**The exercise**
Find every line in the records below that holds the word "应用类微写作", and copy each one.

◇ ◇ ◇ ◇

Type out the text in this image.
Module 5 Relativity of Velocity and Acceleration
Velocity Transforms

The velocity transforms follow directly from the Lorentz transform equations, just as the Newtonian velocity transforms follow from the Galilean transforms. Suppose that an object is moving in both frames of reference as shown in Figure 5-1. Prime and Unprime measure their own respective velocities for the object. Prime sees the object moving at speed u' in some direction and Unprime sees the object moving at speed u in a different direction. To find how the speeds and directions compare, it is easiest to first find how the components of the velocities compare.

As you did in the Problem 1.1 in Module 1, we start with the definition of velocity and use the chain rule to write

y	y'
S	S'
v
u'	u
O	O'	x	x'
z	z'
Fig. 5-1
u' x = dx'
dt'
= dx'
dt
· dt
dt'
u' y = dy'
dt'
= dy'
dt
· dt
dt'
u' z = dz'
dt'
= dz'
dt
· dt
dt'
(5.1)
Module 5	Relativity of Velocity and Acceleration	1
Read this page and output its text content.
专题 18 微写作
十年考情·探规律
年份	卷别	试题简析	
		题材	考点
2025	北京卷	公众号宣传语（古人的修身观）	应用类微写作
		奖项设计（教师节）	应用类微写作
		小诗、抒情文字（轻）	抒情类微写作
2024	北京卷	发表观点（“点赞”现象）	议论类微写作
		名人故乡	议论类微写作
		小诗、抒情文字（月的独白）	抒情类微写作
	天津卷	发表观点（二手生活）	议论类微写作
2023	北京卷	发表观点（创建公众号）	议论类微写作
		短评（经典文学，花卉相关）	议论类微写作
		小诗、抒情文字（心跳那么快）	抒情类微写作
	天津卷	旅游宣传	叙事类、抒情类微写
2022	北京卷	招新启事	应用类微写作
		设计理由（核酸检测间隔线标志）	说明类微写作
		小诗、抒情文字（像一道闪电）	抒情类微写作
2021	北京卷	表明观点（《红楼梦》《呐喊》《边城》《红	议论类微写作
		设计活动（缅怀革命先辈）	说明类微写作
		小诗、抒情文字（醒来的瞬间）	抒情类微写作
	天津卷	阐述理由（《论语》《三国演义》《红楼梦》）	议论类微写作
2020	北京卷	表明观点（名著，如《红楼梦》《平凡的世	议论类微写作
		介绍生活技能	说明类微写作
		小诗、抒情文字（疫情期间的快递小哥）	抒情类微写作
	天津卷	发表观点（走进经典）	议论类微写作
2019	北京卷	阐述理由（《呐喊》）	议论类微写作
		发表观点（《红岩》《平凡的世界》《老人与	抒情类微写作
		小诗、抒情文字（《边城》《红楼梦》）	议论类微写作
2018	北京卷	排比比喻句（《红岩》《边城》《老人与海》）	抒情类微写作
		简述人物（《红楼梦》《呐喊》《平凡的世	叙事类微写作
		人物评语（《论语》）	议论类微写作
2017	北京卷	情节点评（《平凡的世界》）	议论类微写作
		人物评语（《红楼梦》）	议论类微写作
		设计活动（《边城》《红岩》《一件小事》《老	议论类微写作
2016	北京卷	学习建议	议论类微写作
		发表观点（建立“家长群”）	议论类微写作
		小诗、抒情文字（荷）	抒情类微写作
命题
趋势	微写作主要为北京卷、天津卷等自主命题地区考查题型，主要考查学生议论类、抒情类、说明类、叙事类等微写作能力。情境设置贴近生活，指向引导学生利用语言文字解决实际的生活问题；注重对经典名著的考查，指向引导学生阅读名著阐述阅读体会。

◇ ◇ ◇ ◇

**Exercise answer**
2025	北京卷	公众号宣传语（古人的修身观）	应用类微写作
		奖项设计（教师节）	应用类微写作
2022	北京卷	招新启事	应用类微写作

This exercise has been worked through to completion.